>>>>>

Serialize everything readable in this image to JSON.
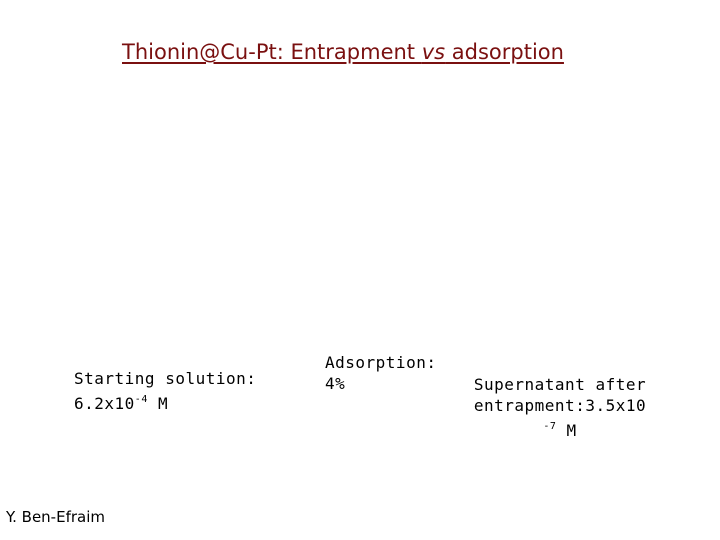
{
  "title": {
    "part1": "Thionin@Cu-Pt: Entrapment ",
    "vs": "vs",
    "part2": " adsorption",
    "color": "#7a1010"
  },
  "starting_solution": {
    "label": "Starting solution:",
    "value": "6.2x10",
    "exponent": "-4",
    "unit": "M"
  },
  "adsorption": {
    "label": "Adsorption:",
    "value": "4%"
  },
  "supernatant": {
    "line1": "Supernatant after",
    "line2": "entrapment:3.5x10",
    "exponent": "-7",
    "unit": "M"
  },
  "author": "Y. Ben-Efraim"
}
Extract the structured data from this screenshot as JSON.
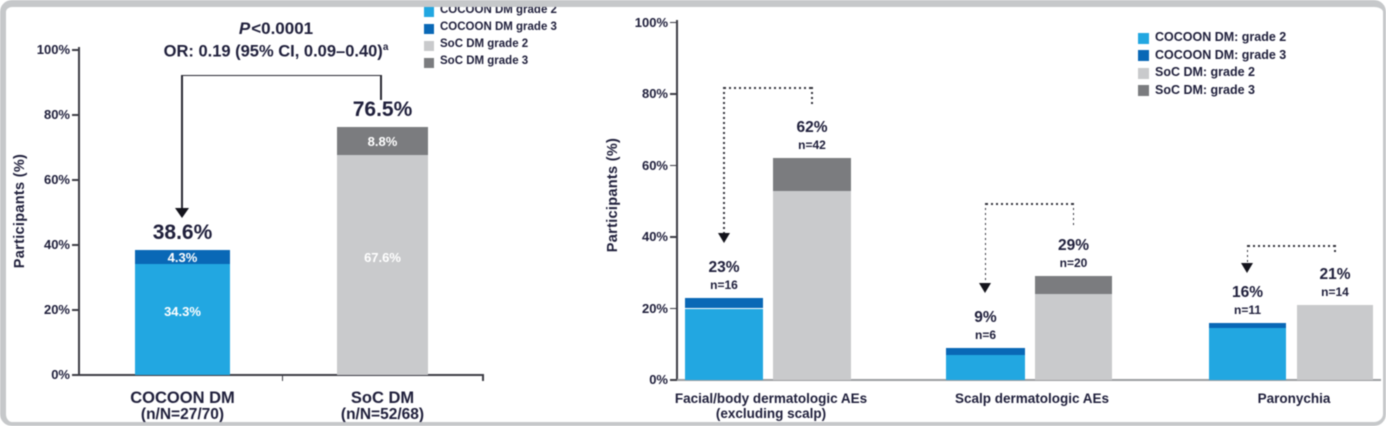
{
  "colors": {
    "cocoon_grade2": "#22a7e1",
    "cocoon_grade3": "#0968b6",
    "soc_grade2": "#c9cacc",
    "soc_grade3": "#7b7c7f",
    "text_navy": "#20203c",
    "axis": "#3d3d46",
    "baseline_gray": "#9b9da0",
    "inner_label": "#ffffff"
  },
  "chart_data": [
    {
      "type": "bar",
      "stacked": true,
      "ylabel": "Participants (%)",
      "ylim": [
        0,
        100
      ],
      "yticks": [
        "0%",
        "20%",
        "40%",
        "60%",
        "80%",
        "100%"
      ],
      "annotation": {
        "p_italic": "P",
        "p_rest": "<0.0001",
        "or_text": "OR: 0.19 (95% CI, 0.09–0.40)",
        "or_sup": "a"
      },
      "legend": [
        {
          "label": "COCOON DM grade 2",
          "key": "cocoon_grade2"
        },
        {
          "label": "COCOON DM grade 3",
          "key": "cocoon_grade3"
        },
        {
          "label": "SoC DM grade 2",
          "key": "soc_grade2"
        },
        {
          "label": "SoC DM grade 3",
          "key": "soc_grade3"
        }
      ],
      "bars": [
        {
          "label": "COCOON DM",
          "sublabel": "(n/N=27/70)",
          "total_label": "38.6%",
          "segments": [
            {
              "key": "cocoon_grade2",
              "value": 34.3,
              "label": "34.3%"
            },
            {
              "key": "cocoon_grade3",
              "value": 4.3,
              "label": "4.3%"
            }
          ]
        },
        {
          "label": "SoC DM",
          "sublabel": "(n/N=52/68)",
          "total_label": "76.5%",
          "segments": [
            {
              "key": "soc_grade2",
              "value": 67.6,
              "label": "67.6%"
            },
            {
              "key": "soc_grade3",
              "value": 8.8,
              "label": "8.8%"
            }
          ]
        }
      ]
    },
    {
      "type": "bar",
      "stacked": true,
      "ylabel": "Participants (%)",
      "ylim": [
        0,
        100
      ],
      "yticks": [
        "0%",
        "20%",
        "40%",
        "60%",
        "80%",
        "100%"
      ],
      "legend": [
        {
          "label": "COCOON DM: grade 2",
          "key": "cocoon_grade2"
        },
        {
          "label": "COCOON DM: grade 3",
          "key": "cocoon_grade3"
        },
        {
          "label": "SoC DM: grade 2",
          "key": "soc_grade2"
        },
        {
          "label": "SoC DM: grade 3",
          "key": "soc_grade3"
        }
      ],
      "groups": [
        {
          "label": "Facial/body dermatologic AEs",
          "sublabel": "(excluding scalp)",
          "bars": [
            {
              "series": "cocoon",
              "total": 23,
              "total_label": "23%",
              "n_label": "n=16",
              "segments": [
                {
                  "key": "cocoon_grade2",
                  "value": 20
                },
                {
                  "key": "cocoon_grade3",
                  "value": 3
                }
              ]
            },
            {
              "series": "soc",
              "total": 62,
              "total_label": "62%",
              "n_label": "n=42",
              "segments": [
                {
                  "key": "soc_grade2",
                  "value": 53
                },
                {
                  "key": "soc_grade3",
                  "value": 9
                }
              ]
            }
          ]
        },
        {
          "label": "Scalp dermatologic AEs",
          "sublabel": "",
          "bars": [
            {
              "series": "cocoon",
              "total": 9,
              "total_label": "9%",
              "n_label": "n=6",
              "segments": [
                {
                  "key": "cocoon_grade2",
                  "value": 7
                },
                {
                  "key": "cocoon_grade3",
                  "value": 2
                }
              ]
            },
            {
              "series": "soc",
              "total": 29,
              "total_label": "29%",
              "n_label": "n=20",
              "segments": [
                {
                  "key": "soc_grade2",
                  "value": 24
                },
                {
                  "key": "soc_grade3",
                  "value": 5
                }
              ]
            }
          ]
        },
        {
          "label": "Paronychia",
          "sublabel": "",
          "bars": [
            {
              "series": "cocoon",
              "total": 16,
              "total_label": "16%",
              "n_label": "n=11",
              "segments": [
                {
                  "key": "cocoon_grade2",
                  "value": 14.5
                },
                {
                  "key": "cocoon_grade3",
                  "value": 1.5
                }
              ]
            },
            {
              "series": "soc",
              "total": 21,
              "total_label": "21%",
              "n_label": "n=14",
              "segments": [
                {
                  "key": "soc_grade2",
                  "value": 21
                }
              ]
            }
          ]
        }
      ]
    }
  ]
}
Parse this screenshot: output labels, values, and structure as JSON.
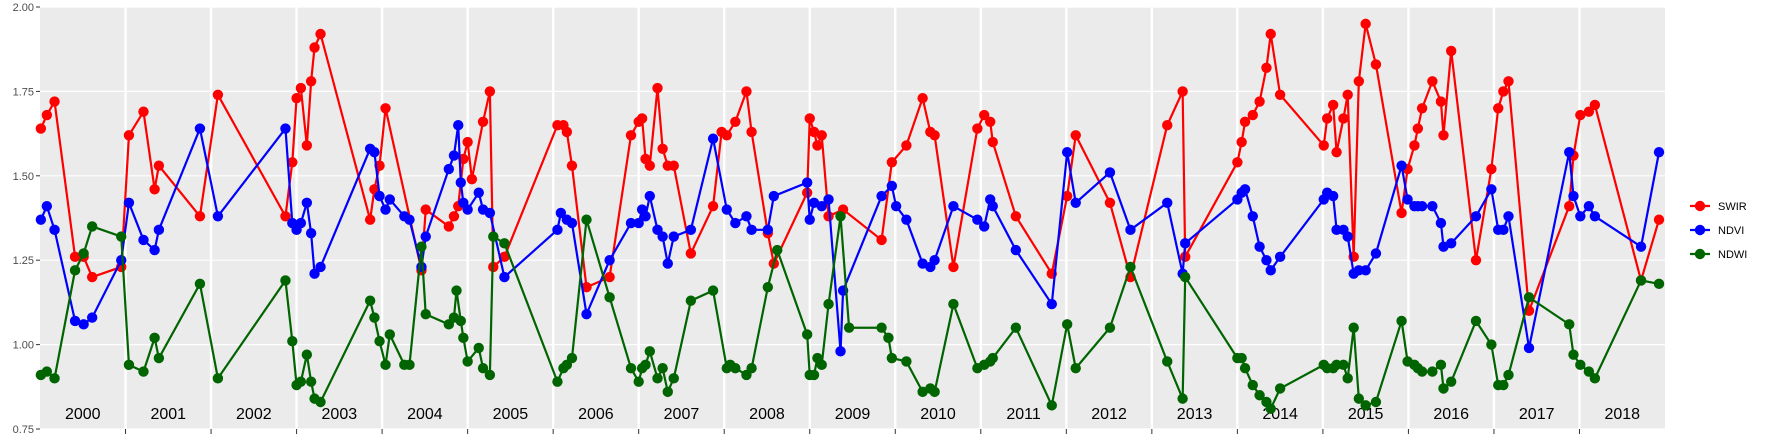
{
  "chart_data": {
    "type": "line",
    "xlim": [
      2000,
      2019
    ],
    "ylim": [
      0.75,
      2.0
    ],
    "yticks": [
      {
        "value": 0.75,
        "label": "0.75"
      },
      {
        "value": 1,
        "label": "1.00"
      },
      {
        "value": 1.25,
        "label": "1.25"
      },
      {
        "value": 1.5,
        "label": "1.50"
      },
      {
        "value": 1.75,
        "label": "1.75"
      },
      {
        "value": 2,
        "label": "2.00"
      }
    ],
    "xgrid": [
      2001,
      2002,
      2003,
      2004,
      2005,
      2006,
      2007,
      2008,
      2009,
      2010,
      2011,
      2012,
      2013,
      2014,
      2015,
      2016,
      2017,
      2018
    ],
    "year_labels": [
      {
        "value": 2000.5,
        "label": "2000"
      },
      {
        "value": 2001.5,
        "label": "2001"
      },
      {
        "value": 2002.5,
        "label": "2002"
      },
      {
        "value": 2003.5,
        "label": "2003"
      },
      {
        "value": 2004.5,
        "label": "2004"
      },
      {
        "value": 2005.5,
        "label": "2005"
      },
      {
        "value": 2006.5,
        "label": "2006"
      },
      {
        "value": 2007.5,
        "label": "2007"
      },
      {
        "value": 2008.5,
        "label": "2008"
      },
      {
        "value": 2009.5,
        "label": "2009"
      },
      {
        "value": 2010.5,
        "label": "2010"
      },
      {
        "value": 2011.5,
        "label": "2011"
      },
      {
        "value": 2012.5,
        "label": "2012"
      },
      {
        "value": 2013.5,
        "label": "2013"
      },
      {
        "value": 2014.5,
        "label": "2014"
      },
      {
        "value": 2015.5,
        "label": "2015"
      },
      {
        "value": 2016.5,
        "label": "2016"
      },
      {
        "value": 2017.5,
        "label": "2017"
      },
      {
        "value": 2018.5,
        "label": "2018"
      }
    ],
    "grid": true,
    "legend": "right",
    "series": [
      {
        "name": "SWIR",
        "color": "#ff0000",
        "x": [
          2000.01,
          2000.08,
          2000.17,
          2000.41,
          2000.51,
          2000.61,
          2000.95,
          2001.04,
          2001.21,
          2001.34,
          2001.39,
          2001.87,
          2002.08,
          2002.87,
          2002.95,
          2003.0,
          2003.05,
          2003.12,
          2003.17,
          2003.21,
          2003.28,
          2003.86,
          2003.91,
          2003.97,
          2004.04,
          2004.46,
          2004.51,
          2004.78,
          2004.84,
          2004.89,
          2004.95,
          2005.0,
          2005.05,
          2005.18,
          2005.26,
          2005.3,
          2005.43,
          2006.05,
          2006.12,
          2006.16,
          2006.22,
          2006.39,
          2006.66,
          2006.91,
          2007.0,
          2007.04,
          2007.08,
          2007.13,
          2007.22,
          2007.28,
          2007.34,
          2007.41,
          2007.61,
          2007.87,
          2007.97,
          2008.03,
          2008.13,
          2008.26,
          2008.32,
          2008.51,
          2008.58,
          2008.97,
          2009.0,
          2009.05,
          2009.09,
          2009.14,
          2009.22,
          2009.39,
          2009.84,
          2009.96,
          2010.13,
          2010.32,
          2010.41,
          2010.46,
          2010.68,
          2010.96,
          2011.04,
          2011.11,
          2011.14,
          2011.41,
          2011.83,
          2012.01,
          2012.11,
          2012.51,
          2012.75,
          2013.18,
          2013.36,
          2013.39,
          2014.0,
          2014.05,
          2014.09,
          2014.18,
          2014.26,
          2014.34,
          2014.39,
          2014.5,
          2015.01,
          2015.05,
          2015.12,
          2015.16,
          2015.24,
          2015.29,
          2015.36,
          2015.42,
          2015.5,
          2015.62,
          2015.92,
          2015.99,
          2016.07,
          2016.11,
          2016.16,
          2016.28,
          2016.38,
          2016.41,
          2016.5,
          2016.79,
          2016.97,
          2017.05,
          2017.11,
          2017.17,
          2017.41,
          2017.88,
          2017.93,
          2018.01,
          2018.11,
          2018.18,
          2018.72,
          2018.93
        ],
        "values": [
          1.64,
          1.68,
          1.72,
          1.26,
          1.26,
          1.2,
          1.23,
          1.62,
          1.69,
          1.46,
          1.53,
          1.38,
          1.74,
          1.38,
          1.54,
          1.73,
          1.76,
          1.59,
          1.78,
          1.88,
          1.92,
          1.37,
          1.46,
          1.53,
          1.7,
          1.22,
          1.4,
          1.35,
          1.38,
          1.41,
          1.55,
          1.6,
          1.49,
          1.66,
          1.75,
          1.23,
          1.26,
          1.65,
          1.65,
          1.63,
          1.53,
          1.17,
          1.2,
          1.62,
          1.66,
          1.67,
          1.55,
          1.53,
          1.76,
          1.58,
          1.53,
          1.53,
          1.27,
          1.41,
          1.63,
          1.62,
          1.66,
          1.75,
          1.63,
          1.33,
          1.24,
          1.45,
          1.67,
          1.63,
          1.59,
          1.62,
          1.38,
          1.4,
          1.31,
          1.54,
          1.59,
          1.73,
          1.63,
          1.62,
          1.23,
          1.64,
          1.68,
          1.66,
          1.6,
          1.38,
          1.21,
          1.44,
          1.62,
          1.42,
          1.2,
          1.65,
          1.75,
          1.26,
          1.54,
          1.6,
          1.66,
          1.68,
          1.72,
          1.82,
          1.92,
          1.74,
          1.59,
          1.67,
          1.71,
          1.57,
          1.67,
          1.74,
          1.26,
          1.78,
          1.95,
          1.83,
          1.39,
          1.52,
          1.59,
          1.64,
          1.7,
          1.78,
          1.72,
          1.62,
          1.87,
          1.25,
          1.52,
          1.7,
          1.75,
          1.78,
          1.1,
          1.41,
          1.56,
          1.68,
          1.69,
          1.71,
          1.19,
          1.37
        ]
      },
      {
        "name": "NDVI",
        "color": "#0000ff",
        "x": [
          2000.01,
          2000.08,
          2000.17,
          2000.41,
          2000.51,
          2000.61,
          2000.95,
          2001.04,
          2001.21,
          2001.34,
          2001.39,
          2001.87,
          2002.08,
          2002.87,
          2002.95,
          2003.0,
          2003.05,
          2003.12,
          2003.17,
          2003.21,
          2003.28,
          2003.86,
          2003.91,
          2003.97,
          2004.04,
          2004.09,
          2004.26,
          2004.32,
          2004.46,
          2004.51,
          2004.78,
          2004.84,
          2004.89,
          2004.92,
          2004.95,
          2005.0,
          2005.13,
          2005.18,
          2005.26,
          2005.43,
          2006.05,
          2006.09,
          2006.16,
          2006.22,
          2006.39,
          2006.66,
          2006.91,
          2007.0,
          2007.04,
          2007.08,
          2007.13,
          2007.22,
          2007.28,
          2007.34,
          2007.41,
          2007.61,
          2007.87,
          2008.03,
          2008.13,
          2008.26,
          2008.32,
          2008.51,
          2008.58,
          2008.97,
          2009.0,
          2009.05,
          2009.14,
          2009.22,
          2009.36,
          2009.39,
          2009.84,
          2009.96,
          2010.01,
          2010.13,
          2010.32,
          2010.41,
          2010.46,
          2010.68,
          2010.96,
          2011.04,
          2011.11,
          2011.14,
          2011.41,
          2011.83,
          2012.01,
          2012.11,
          2012.51,
          2012.75,
          2013.18,
          2013.36,
          2013.39,
          2014.0,
          2014.05,
          2014.09,
          2014.18,
          2014.26,
          2014.34,
          2014.39,
          2014.5,
          2015.01,
          2015.05,
          2015.12,
          2015.16,
          2015.24,
          2015.29,
          2015.36,
          2015.42,
          2015.5,
          2015.62,
          2015.92,
          2015.99,
          2016.07,
          2016.11,
          2016.16,
          2016.28,
          2016.38,
          2016.41,
          2016.5,
          2016.79,
          2016.97,
          2017.05,
          2017.11,
          2017.17,
          2017.41,
          2017.88,
          2017.93,
          2018.01,
          2018.11,
          2018.18,
          2018.72,
          2018.93
        ],
        "values": [
          1.37,
          1.41,
          1.34,
          1.07,
          1.06,
          1.08,
          1.25,
          1.42,
          1.31,
          1.28,
          1.34,
          1.64,
          1.38,
          1.64,
          1.36,
          1.34,
          1.36,
          1.42,
          1.33,
          1.21,
          1.23,
          1.58,
          1.57,
          1.44,
          1.4,
          1.43,
          1.38,
          1.37,
          1.23,
          1.32,
          1.52,
          1.56,
          1.65,
          1.48,
          1.42,
          1.4,
          1.45,
          1.4,
          1.39,
          1.2,
          1.34,
          1.39,
          1.37,
          1.36,
          1.09,
          1.25,
          1.36,
          1.36,
          1.4,
          1.38,
          1.44,
          1.34,
          1.32,
          1.24,
          1.32,
          1.34,
          1.61,
          1.4,
          1.36,
          1.38,
          1.34,
          1.34,
          1.44,
          1.48,
          1.37,
          1.42,
          1.41,
          1.43,
          0.98,
          1.16,
          1.44,
          1.47,
          1.41,
          1.37,
          1.24,
          1.23,
          1.25,
          1.41,
          1.37,
          1.35,
          1.43,
          1.41,
          1.28,
          1.12,
          1.57,
          1.42,
          1.51,
          1.34,
          1.42,
          1.21,
          1.3,
          1.43,
          1.45,
          1.46,
          1.38,
          1.29,
          1.25,
          1.22,
          1.26,
          1.43,
          1.45,
          1.44,
          1.34,
          1.34,
          1.32,
          1.21,
          1.22,
          1.22,
          1.27,
          1.53,
          1.43,
          1.41,
          1.41,
          1.41,
          1.41,
          1.36,
          1.29,
          1.3,
          1.38,
          1.46,
          1.34,
          1.34,
          1.38,
          0.99,
          1.57,
          1.44,
          1.38,
          1.41,
          1.38,
          1.29,
          1.57
        ]
      },
      {
        "name": "NDWI",
        "color": "#006400",
        "x": [
          2000.01,
          2000.08,
          2000.17,
          2000.41,
          2000.51,
          2000.61,
          2000.95,
          2001.04,
          2001.21,
          2001.34,
          2001.39,
          2001.87,
          2002.08,
          2002.87,
          2002.95,
          2003.0,
          2003.05,
          2003.12,
          2003.17,
          2003.21,
          2003.28,
          2003.86,
          2003.91,
          2003.97,
          2004.04,
          2004.09,
          2004.26,
          2004.32,
          2004.46,
          2004.51,
          2004.78,
          2004.84,
          2004.87,
          2004.92,
          2004.95,
          2005.0,
          2005.13,
          2005.18,
          2005.26,
          2005.3,
          2005.43,
          2006.05,
          2006.12,
          2006.16,
          2006.22,
          2006.39,
          2006.66,
          2006.91,
          2007.0,
          2007.04,
          2007.08,
          2007.13,
          2007.22,
          2007.28,
          2007.34,
          2007.41,
          2007.61,
          2007.87,
          2008.03,
          2008.07,
          2008.13,
          2008.26,
          2008.32,
          2008.51,
          2008.62,
          2008.97,
          2009.0,
          2009.05,
          2009.09,
          2009.14,
          2009.22,
          2009.36,
          2009.46,
          2009.84,
          2009.92,
          2009.96,
          2010.13,
          2010.32,
          2010.41,
          2010.46,
          2010.68,
          2010.96,
          2011.04,
          2011.11,
          2011.14,
          2011.41,
          2011.83,
          2012.01,
          2012.11,
          2012.51,
          2012.75,
          2013.18,
          2013.36,
          2013.39,
          2014.0,
          2014.05,
          2014.09,
          2014.18,
          2014.26,
          2014.34,
          2014.39,
          2014.5,
          2015.01,
          2015.05,
          2015.12,
          2015.16,
          2015.24,
          2015.29,
          2015.36,
          2015.42,
          2015.5,
          2015.62,
          2015.92,
          2015.99,
          2016.07,
          2016.11,
          2016.16,
          2016.28,
          2016.38,
          2016.41,
          2016.5,
          2016.79,
          2016.97,
          2017.05,
          2017.11,
          2017.17,
          2017.41,
          2017.88,
          2017.93,
          2018.01,
          2018.11,
          2018.18,
          2018.72,
          2018.93
        ],
        "values": [
          0.91,
          0.92,
          0.9,
          1.22,
          1.27,
          1.35,
          1.32,
          0.94,
          0.92,
          1.02,
          0.96,
          1.18,
          0.9,
          1.19,
          1.01,
          0.88,
          0.89,
          0.97,
          0.89,
          0.84,
          0.83,
          1.13,
          1.08,
          1.01,
          0.94,
          1.03,
          0.94,
          0.94,
          1.29,
          1.09,
          1.06,
          1.08,
          1.16,
          1.07,
          1.02,
          0.95,
          0.99,
          0.93,
          0.91,
          1.32,
          1.3,
          0.89,
          0.93,
          0.94,
          0.96,
          1.37,
          1.14,
          0.93,
          0.89,
          0.93,
          0.94,
          0.98,
          0.9,
          0.93,
          0.86,
          0.9,
          1.13,
          1.16,
          0.93,
          0.94,
          0.93,
          0.91,
          0.93,
          1.17,
          1.28,
          1.03,
          0.91,
          0.91,
          0.96,
          0.94,
          1.12,
          1.38,
          1.05,
          1.05,
          1.02,
          0.96,
          0.95,
          0.86,
          0.87,
          0.86,
          1.12,
          0.93,
          0.94,
          0.95,
          0.96,
          1.05,
          0.82,
          1.06,
          0.93,
          1.05,
          1.23,
          0.95,
          0.84,
          1.2,
          0.96,
          0.96,
          0.93,
          0.88,
          0.85,
          0.83,
          0.81,
          0.87,
          0.94,
          0.93,
          0.93,
          0.94,
          0.94,
          0.9,
          1.05,
          0.84,
          0.82,
          0.83,
          1.07,
          0.95,
          0.94,
          0.93,
          0.92,
          0.92,
          0.94,
          0.87,
          0.89,
          1.07,
          1.0,
          0.88,
          0.88,
          0.91,
          1.14,
          1.06,
          0.97,
          0.94,
          0.92,
          0.9,
          1.19,
          1.18
        ]
      }
    ]
  }
}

<<<<<

TASK DETAILS:
Copy each line of the entries that includes the word "sublabel".

FINAL RESULT:
          "sublabel": "(n/N=27/70)",
          "sublabel": "(n/N=52/68)",
          "sublabel": "(excluding scalp)",
          "sublabel": "",
          "sublabel": "",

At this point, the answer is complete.